> _Task prompt_: From the listing below, pull each line that includes "earn".
— Start Material to process —
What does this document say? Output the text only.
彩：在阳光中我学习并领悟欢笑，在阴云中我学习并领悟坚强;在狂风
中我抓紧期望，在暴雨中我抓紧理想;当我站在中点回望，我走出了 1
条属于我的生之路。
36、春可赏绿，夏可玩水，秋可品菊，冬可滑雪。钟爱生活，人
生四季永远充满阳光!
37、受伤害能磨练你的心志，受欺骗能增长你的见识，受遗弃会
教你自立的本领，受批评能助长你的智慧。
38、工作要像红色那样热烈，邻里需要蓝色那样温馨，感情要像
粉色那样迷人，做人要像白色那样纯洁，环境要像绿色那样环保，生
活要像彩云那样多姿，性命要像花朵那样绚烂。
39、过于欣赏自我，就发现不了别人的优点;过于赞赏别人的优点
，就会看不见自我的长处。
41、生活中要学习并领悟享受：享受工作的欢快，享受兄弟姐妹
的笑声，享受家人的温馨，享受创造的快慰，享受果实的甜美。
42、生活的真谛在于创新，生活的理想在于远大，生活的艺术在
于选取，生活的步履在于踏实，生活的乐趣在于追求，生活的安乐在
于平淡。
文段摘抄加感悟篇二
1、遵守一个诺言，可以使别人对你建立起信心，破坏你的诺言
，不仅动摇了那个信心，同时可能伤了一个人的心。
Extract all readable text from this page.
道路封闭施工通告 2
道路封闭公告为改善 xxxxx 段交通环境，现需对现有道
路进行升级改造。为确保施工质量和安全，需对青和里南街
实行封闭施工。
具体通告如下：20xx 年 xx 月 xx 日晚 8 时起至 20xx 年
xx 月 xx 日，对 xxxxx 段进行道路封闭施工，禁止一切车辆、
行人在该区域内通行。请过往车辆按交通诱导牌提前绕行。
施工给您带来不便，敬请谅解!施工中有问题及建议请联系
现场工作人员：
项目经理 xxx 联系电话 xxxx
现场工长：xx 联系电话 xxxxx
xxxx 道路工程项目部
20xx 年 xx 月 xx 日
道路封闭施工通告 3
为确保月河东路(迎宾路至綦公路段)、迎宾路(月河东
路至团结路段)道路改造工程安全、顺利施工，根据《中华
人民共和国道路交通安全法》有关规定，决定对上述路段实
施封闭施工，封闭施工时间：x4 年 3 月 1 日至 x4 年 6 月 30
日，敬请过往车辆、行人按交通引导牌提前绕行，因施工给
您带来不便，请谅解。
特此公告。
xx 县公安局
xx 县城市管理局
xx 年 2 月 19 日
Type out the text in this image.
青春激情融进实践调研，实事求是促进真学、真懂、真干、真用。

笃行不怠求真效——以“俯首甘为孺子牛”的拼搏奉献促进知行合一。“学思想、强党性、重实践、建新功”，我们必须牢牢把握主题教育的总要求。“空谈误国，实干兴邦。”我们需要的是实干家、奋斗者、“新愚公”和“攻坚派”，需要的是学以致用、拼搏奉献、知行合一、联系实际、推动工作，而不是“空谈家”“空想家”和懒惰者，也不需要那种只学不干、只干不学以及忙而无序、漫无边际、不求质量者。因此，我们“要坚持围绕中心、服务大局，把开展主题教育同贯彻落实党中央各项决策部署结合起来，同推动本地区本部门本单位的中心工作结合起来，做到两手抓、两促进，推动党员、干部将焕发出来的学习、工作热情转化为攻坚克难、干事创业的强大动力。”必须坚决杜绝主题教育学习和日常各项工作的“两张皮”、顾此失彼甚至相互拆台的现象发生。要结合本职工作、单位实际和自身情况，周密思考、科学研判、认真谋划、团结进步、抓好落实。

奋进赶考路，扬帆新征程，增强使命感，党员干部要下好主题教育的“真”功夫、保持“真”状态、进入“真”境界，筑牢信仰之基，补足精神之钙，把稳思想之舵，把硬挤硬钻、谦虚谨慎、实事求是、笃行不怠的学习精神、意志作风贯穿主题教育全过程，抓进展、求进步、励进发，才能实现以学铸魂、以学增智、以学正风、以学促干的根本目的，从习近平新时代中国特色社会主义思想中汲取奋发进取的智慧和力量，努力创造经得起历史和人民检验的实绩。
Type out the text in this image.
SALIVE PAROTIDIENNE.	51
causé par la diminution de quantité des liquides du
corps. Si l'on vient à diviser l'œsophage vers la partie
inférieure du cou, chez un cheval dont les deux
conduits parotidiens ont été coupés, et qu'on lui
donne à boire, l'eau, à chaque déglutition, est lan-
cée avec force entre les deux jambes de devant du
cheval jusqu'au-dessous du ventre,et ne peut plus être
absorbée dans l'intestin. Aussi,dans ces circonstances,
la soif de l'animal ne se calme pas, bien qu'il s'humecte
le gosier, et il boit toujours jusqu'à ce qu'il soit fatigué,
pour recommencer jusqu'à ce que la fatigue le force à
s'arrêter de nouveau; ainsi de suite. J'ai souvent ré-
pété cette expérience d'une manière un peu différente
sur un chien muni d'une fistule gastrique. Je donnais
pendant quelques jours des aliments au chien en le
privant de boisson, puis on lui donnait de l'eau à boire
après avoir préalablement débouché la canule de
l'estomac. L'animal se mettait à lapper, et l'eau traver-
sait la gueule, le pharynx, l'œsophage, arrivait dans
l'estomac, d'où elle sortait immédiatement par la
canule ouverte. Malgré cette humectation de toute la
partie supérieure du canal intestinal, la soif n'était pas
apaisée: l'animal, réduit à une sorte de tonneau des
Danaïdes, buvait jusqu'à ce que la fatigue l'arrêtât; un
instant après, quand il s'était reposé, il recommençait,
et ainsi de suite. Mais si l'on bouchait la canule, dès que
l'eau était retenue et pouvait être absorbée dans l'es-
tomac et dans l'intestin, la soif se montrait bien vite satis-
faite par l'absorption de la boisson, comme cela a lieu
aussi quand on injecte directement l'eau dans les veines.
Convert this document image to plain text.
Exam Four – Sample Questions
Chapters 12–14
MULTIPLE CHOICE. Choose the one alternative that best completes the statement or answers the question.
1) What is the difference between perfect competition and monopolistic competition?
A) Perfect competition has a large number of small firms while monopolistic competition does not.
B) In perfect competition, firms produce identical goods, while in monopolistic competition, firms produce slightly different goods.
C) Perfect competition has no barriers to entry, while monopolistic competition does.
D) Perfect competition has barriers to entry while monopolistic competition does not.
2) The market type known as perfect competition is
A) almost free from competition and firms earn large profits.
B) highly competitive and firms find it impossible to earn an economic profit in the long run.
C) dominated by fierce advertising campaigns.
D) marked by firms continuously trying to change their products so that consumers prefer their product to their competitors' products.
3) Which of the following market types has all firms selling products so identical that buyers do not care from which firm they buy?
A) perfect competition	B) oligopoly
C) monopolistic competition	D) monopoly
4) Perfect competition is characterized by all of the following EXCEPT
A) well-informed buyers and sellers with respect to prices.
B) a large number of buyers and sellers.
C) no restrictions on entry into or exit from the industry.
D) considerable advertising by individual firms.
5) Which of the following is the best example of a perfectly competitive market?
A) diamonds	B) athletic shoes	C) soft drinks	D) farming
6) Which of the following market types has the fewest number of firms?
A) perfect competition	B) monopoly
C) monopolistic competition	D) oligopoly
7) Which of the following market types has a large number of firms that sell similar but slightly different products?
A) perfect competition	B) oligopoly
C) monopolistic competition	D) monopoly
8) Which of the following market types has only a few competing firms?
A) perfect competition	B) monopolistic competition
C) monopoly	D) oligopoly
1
— End Material to process —
> _Output below_:
A) almost free from competition and firms earn large profits.
B) highly competitive and firms find it impossible to earn an economic profit in the long run.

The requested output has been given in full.